:: REQUIREMENT ::
Return the whole listing, keeping every character the same.

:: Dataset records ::
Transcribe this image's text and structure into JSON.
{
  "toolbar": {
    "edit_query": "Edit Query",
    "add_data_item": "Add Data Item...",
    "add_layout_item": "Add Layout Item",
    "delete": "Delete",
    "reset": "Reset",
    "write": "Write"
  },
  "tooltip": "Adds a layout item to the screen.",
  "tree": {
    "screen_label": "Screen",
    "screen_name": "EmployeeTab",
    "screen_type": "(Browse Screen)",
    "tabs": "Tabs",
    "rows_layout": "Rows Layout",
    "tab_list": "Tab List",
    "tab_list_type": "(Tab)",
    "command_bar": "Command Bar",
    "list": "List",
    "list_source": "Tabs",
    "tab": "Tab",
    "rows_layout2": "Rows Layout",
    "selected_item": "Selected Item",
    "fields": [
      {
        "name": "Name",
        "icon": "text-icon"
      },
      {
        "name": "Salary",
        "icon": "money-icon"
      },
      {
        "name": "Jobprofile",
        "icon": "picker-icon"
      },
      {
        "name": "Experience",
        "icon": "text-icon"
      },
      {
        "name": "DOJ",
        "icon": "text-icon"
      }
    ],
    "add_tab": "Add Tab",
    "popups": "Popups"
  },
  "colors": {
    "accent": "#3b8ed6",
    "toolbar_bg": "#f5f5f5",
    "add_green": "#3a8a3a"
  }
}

:: RESPONSE BELOW ::
Transcribe this image's text and structure into JSON.
{
  "toolbar": {
    "edit_query": "Edit Query",
    "add_data_item": "Add Data Item...",
    "add_layout_item": "Add Layout Item",
    "delete": "Delete",
    "reset": "Reset",
    "write": "Write"
  },
  "tooltip": "Adds a layout item to the screen.",
  "tree": {
    "screen_label": "Screen",
    "screen_name": "EmployeeTab",
    "screen_type": "(Browse Screen)",
    "tabs": "Tabs",
    "rows_layout": "Rows Layout",
    "tab_list": "Tab List",
    "tab_list_type": "(Tab)",
    "command_bar": "Command Bar",
    "list": "List",
    "list_source": "Tabs",
    "tab": "Tab",
    "rows_layout2": "Rows Layout",
    "selected_item": "Selected Item",
    "fields": [
      {
        "name": "Name",
        "icon": "text-icon"
      },
      {
        "name": "Salary",
        "icon": "money-icon"
      },
      {
        "name": "Jobprofile",
        "icon": "picker-icon"
      },
      {
        "name": "Experience",
        "icon": "text-icon"
      },
      {
        "name": "DOJ",
        "icon": "text-icon"
      }
    ],
    "add_tab": "Add Tab",
    "popups": "Popups"
  },
  "colors": {
    "accent": "#3b8ed6",
    "toolbar_bg": "#f5f5f5",
    "add_green": "#3a8a3a"
  }
}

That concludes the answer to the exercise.